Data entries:
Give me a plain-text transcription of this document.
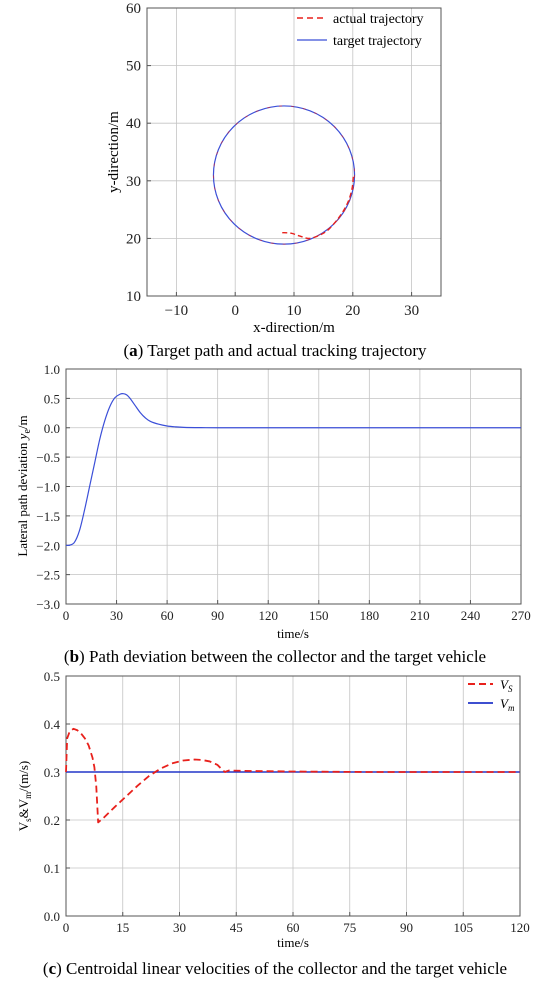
−10	0	10	20	30
10
20
30
40
50
60
actual trajectory
target trajectory
x-direction/m
y-direction/m
(a) Target path and actual tracking trajectory
0	30	60	90	120 150 180 210 240 270
1.0
0.5
0.0
−0.5
−1.0
−1.5
−2.0
−2.5
−3.0
time/s
Lateral path deviation $y_e/m$
(b) Path deviation between the collector and the target vehicle
0	15	30	45	60	75	90	105	120
0.0
0.1
0.2
0.3
0.4
0.5
$V_S$
$V_m$
time/s
$V_s\&V_m/(m/s)$
(c) Centroidal linear velocities of the collector and the target vehicle
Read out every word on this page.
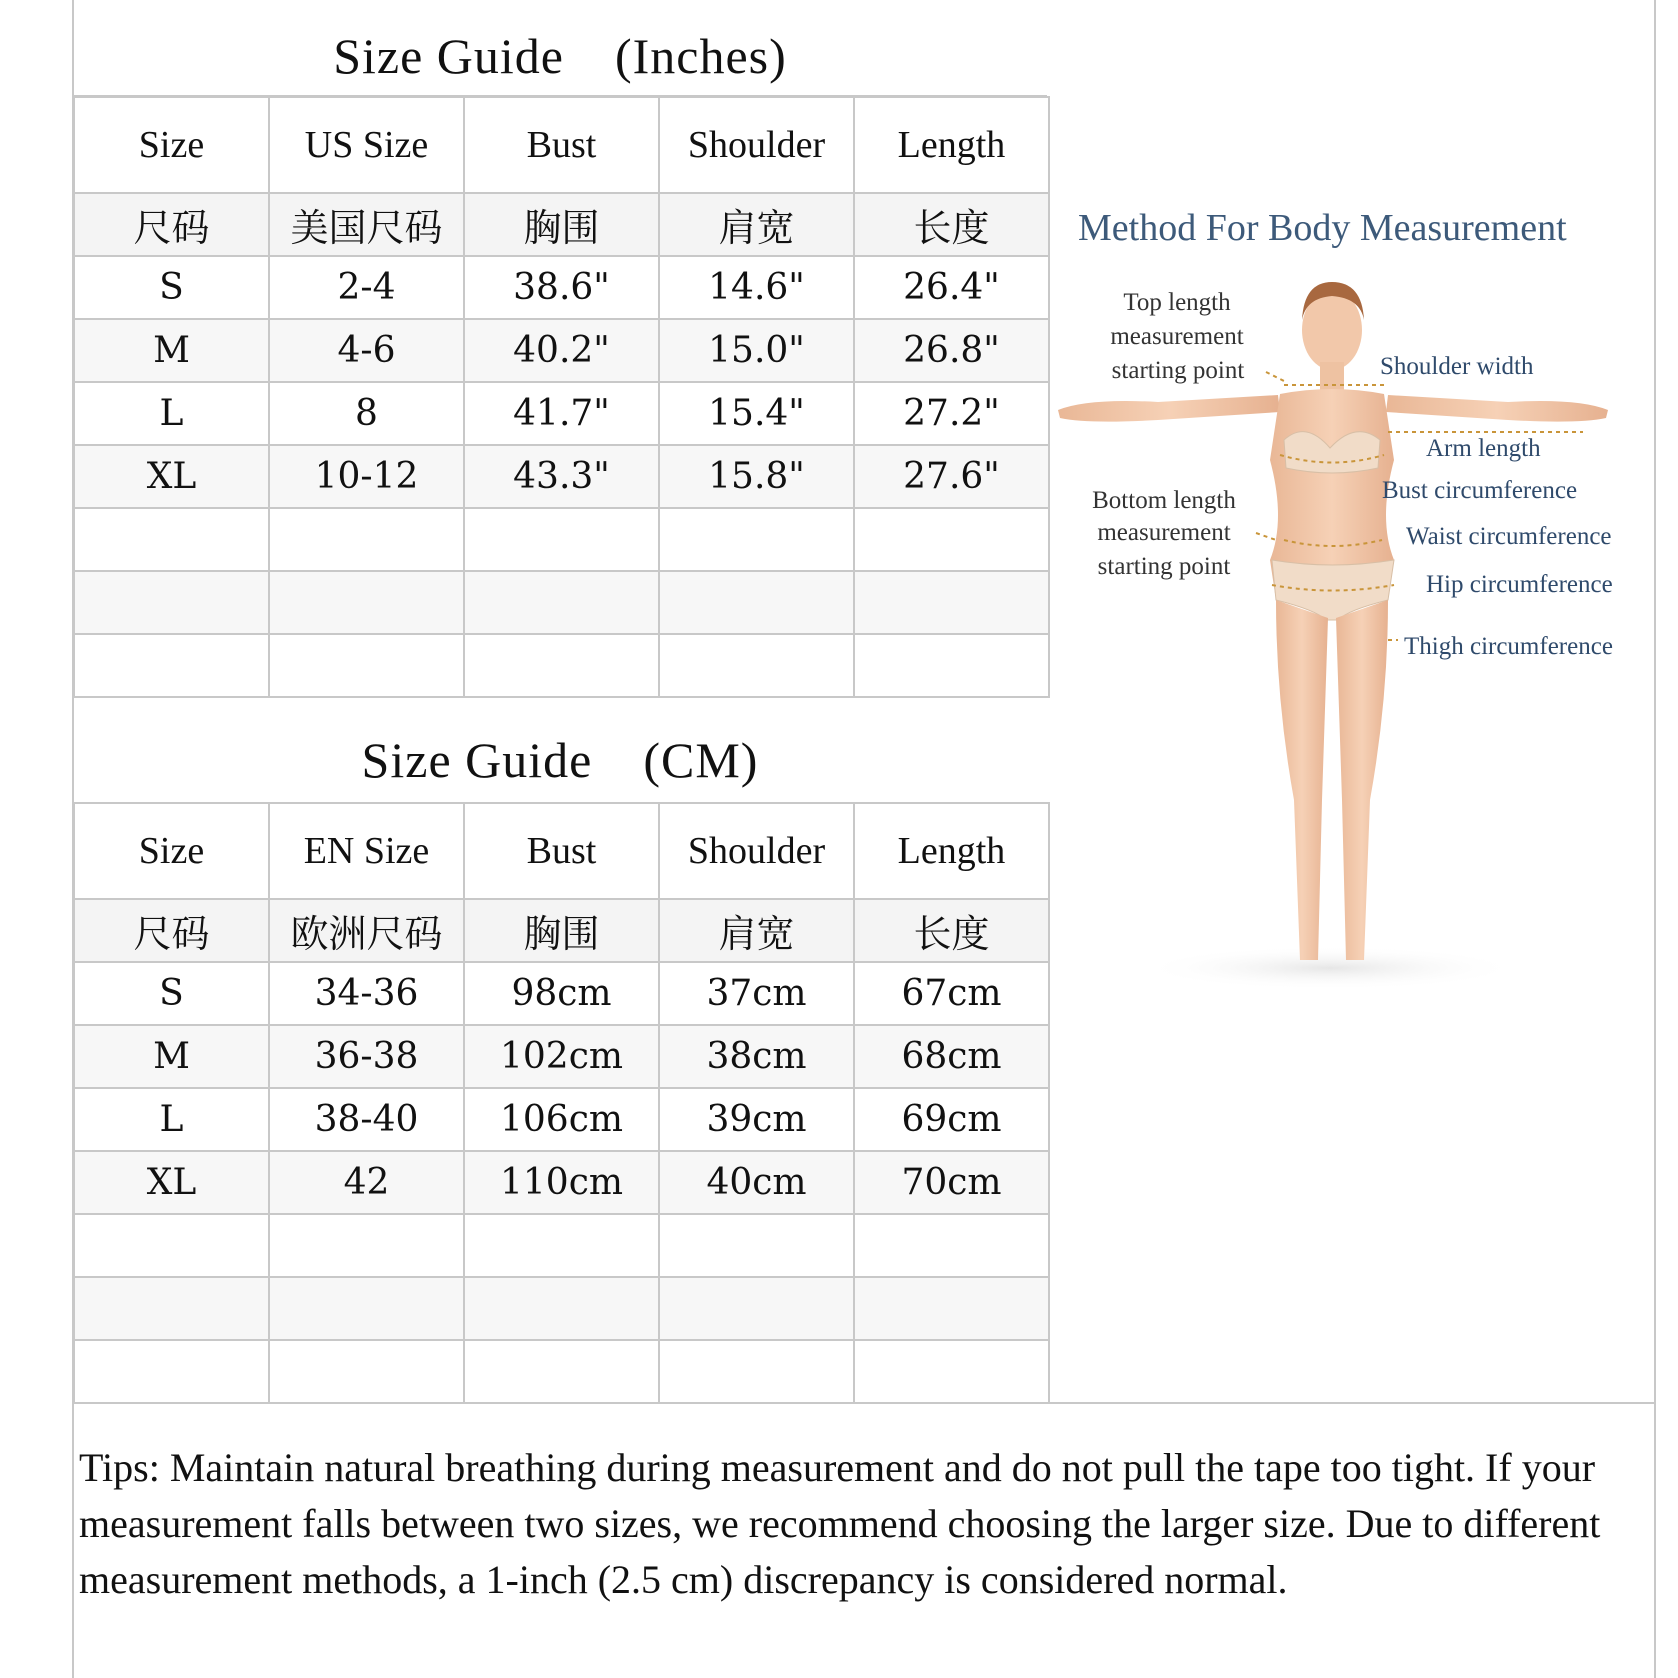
Size Guide　(Inches)
Size	US Size	Bust	Shoulder	Length
尺码	美国尺码	胸围	肩宽	长度
S	2-4	38.6"	14.6"	26.4"
M	4-6	40.2"	15.0"	26.8"
L	8	41.7"	15.4"	27.2"
XL	10-12	43.3"	15.8"	27.6"

Size Guide　(CM)
Size	EN Size	Bust	Shoulder	Length
尺码	欧洲尺码	胸围	肩宽	长度
S	34-36	98cm	37cm	67cm
M	36-38	102cm	38cm	68cm
L	38-40	106cm	39cm	69cm
XL	42	110cm	40cm	70cm

Method For Body Measurement
Top length
measurement
starting point	Shoulder width
Arm length
Bust circumference
Bottom length
measurement
starting point
Waist circumference
Hip circumference
Thigh circumference

Tips: Maintain natural breathing during measurement and do not pull the tape too tight. If your measurement falls between two sizes, we recommend choosing the larger size. Due to different measurement methods, a 1-inch (2.5 cm) discrepancy is considered normal.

Exercise requirements
The entries above should be reproduced exactly, without their pictures.

Correct result
Give me a plain-text transcription of this document.
−10	0	10	20	30
10
20
30
40
50
60
actual trajectory
target trajectory
x-direction/m
y-direction/m
(a) Target path and actual tracking trajectory
0	30	60	90	120 150 180 210 240 270
1.0
0.5
0.0
−0.5
−1.0
−1.5
−2.0
−2.5
−3.0
time/s
Lateral path deviation $y_e/m$
(b) Path deviation between the collector and the target vehicle
0	15	30	45	60	75	90	105	120
0.0
0.1
0.2
0.3
0.4
0.5
$V_S$
$V_m$
time/s
$V_s\&V_m/(m/s)$
(c) Centroidal linear velocities of the collector and the target vehicle
Read out every word on this page.
Size Guide　(Inches)
Size	US Size	Bust	Shoulder	Length
尺码	美国尺码	胸围	肩宽	长度
S	2-4	38.6"	14.6"	26.4"
M	4-6	40.2"	15.0"	26.8"
L	8	41.7"	15.4"	27.2"
XL	10-12	43.3"	15.8"	27.6"

Size Guide　(CM)
Size	EN Size	Bust	Shoulder	Length
尺码	欧洲尺码	胸围	肩宽	长度
S	34-36	98cm	37cm	67cm
M	36-38	102cm	38cm	68cm
L	38-40	106cm	39cm	69cm
XL	42	110cm	40cm	70cm

Method For Body Measurement
Top length
measurement
starting point	Shoulder width
Arm length
Bust circumference
Bottom length
measurement
starting point
Waist circumference
Hip circumference
Thigh circumference

Tips: Maintain natural breathing during measurement and do not pull the tape too tight. If your measurement falls between two sizes, we recommend choosing the larger size. Due to different measurement methods, a 1-inch (2.5 cm) discrepancy is considered normal.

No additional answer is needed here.